* _THE PROBLEM_:
All of the records below need to be copied exactly.

* _DATA LISTING_:
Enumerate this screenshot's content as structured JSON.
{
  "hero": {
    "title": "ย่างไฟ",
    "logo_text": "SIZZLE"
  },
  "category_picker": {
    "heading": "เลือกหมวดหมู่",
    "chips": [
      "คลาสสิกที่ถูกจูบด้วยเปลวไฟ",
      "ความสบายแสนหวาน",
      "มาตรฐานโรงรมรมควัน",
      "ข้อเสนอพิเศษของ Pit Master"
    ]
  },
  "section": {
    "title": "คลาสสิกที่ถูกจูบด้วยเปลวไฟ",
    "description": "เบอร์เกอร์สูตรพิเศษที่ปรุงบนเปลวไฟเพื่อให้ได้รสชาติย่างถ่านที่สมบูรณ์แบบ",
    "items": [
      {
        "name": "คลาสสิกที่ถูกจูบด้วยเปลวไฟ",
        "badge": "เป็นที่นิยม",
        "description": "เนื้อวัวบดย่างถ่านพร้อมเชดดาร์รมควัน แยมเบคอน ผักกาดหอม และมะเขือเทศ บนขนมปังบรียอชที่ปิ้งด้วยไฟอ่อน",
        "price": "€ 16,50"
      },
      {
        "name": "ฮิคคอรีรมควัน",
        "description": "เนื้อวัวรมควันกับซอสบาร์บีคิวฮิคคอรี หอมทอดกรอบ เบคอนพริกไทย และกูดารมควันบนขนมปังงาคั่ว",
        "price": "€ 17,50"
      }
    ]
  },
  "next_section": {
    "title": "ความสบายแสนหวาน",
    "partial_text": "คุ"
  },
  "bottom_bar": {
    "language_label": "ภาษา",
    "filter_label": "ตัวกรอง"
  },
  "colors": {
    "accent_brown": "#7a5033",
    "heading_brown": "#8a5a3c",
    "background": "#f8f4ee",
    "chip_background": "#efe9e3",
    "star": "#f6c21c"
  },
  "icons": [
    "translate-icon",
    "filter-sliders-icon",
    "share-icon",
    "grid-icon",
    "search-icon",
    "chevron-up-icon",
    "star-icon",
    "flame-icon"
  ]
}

* _REPLY TO THE TASK_:
Enumerate this screenshot's content as structured JSON.
{
  "hero": {
    "title": "ย่างไฟ",
    "logo_text": "SIZZLE"
  },
  "category_picker": {
    "heading": "เลือกหมวดหมู่",
    "chips": [
      "คลาสสิกที่ถูกจูบด้วยเปลวไฟ",
      "ความสบายแสนหวาน",
      "มาตรฐานโรงรมรมควัน",
      "ข้อเสนอพิเศษของ Pit Master"
    ]
  },
  "section": {
    "title": "คลาสสิกที่ถูกจูบด้วยเปลวไฟ",
    "description": "เบอร์เกอร์สูตรพิเศษที่ปรุงบนเปลวไฟเพื่อให้ได้รสชาติย่างถ่านที่สมบูรณ์แบบ",
    "items": [
      {
        "name": "คลาสสิกที่ถูกจูบด้วยเปลวไฟ",
        "badge": "เป็นที่นิยม",
        "description": "เนื้อวัวบดย่างถ่านพร้อมเชดดาร์รมควัน แยมเบคอน ผักกาดหอม และมะเขือเทศ บนขนมปังบรียอชที่ปิ้งด้วยไฟอ่อน",
        "price": "€ 16,50"
      },
      {
        "name": "ฮิคคอรีรมควัน",
        "description": "เนื้อวัวรมควันกับซอสบาร์บีคิวฮิคคอรี หอมทอดกรอบ เบคอนพริกไทย และกูดารมควันบนขนมปังงาคั่ว",
        "price": "€ 17,50"
      }
    ]
  },
  "next_section": {
    "title": "ความสบายแสนหวาน",
    "partial_text": "คุ"
  },
  "bottom_bar": {
    "language_label": "ภาษา",
    "filter_label": "ตัวกรอง"
  },
  "colors": {
    "accent_brown": "#7a5033",
    "heading_brown": "#8a5a3c",
    "background": "#f8f4ee",
    "chip_background": "#efe9e3",
    "star": "#f6c21c"
  },
  "icons": [
    "translate-icon",
    "filter-sliders-icon",
    "share-icon",
    "grid-icon",
    "search-icon",
    "chevron-up-icon",
    "star-icon",
    "flame-icon"
  ]
}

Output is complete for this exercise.